Return the count of lines that mention "JSON", with no other words.

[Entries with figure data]
□ □ □ □ □

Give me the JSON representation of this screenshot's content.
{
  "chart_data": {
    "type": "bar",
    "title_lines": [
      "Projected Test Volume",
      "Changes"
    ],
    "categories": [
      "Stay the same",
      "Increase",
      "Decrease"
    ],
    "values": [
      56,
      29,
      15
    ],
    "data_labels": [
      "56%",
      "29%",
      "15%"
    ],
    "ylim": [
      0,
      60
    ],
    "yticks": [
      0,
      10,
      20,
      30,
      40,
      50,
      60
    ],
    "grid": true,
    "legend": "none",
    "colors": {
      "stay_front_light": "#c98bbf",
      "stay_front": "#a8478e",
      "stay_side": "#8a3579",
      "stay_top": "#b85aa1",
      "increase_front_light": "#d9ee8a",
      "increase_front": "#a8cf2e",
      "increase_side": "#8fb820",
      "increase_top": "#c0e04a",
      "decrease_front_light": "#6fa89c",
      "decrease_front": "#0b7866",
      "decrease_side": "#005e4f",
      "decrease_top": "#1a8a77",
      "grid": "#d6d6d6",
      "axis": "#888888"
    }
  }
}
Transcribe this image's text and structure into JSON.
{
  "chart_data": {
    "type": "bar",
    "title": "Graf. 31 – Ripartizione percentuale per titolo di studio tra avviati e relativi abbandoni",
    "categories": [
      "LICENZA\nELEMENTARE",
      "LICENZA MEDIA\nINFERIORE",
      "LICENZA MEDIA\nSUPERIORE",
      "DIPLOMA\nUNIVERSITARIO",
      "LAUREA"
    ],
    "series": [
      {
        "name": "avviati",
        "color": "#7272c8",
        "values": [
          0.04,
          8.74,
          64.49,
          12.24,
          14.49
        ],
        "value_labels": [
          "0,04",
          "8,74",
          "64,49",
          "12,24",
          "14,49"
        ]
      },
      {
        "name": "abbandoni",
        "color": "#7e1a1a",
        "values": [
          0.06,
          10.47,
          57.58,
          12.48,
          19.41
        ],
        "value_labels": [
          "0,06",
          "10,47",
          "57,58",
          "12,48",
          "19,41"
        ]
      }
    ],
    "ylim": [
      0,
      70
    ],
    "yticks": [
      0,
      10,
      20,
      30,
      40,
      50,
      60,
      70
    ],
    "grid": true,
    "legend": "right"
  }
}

□ □ □ □ □

Solved problem: 2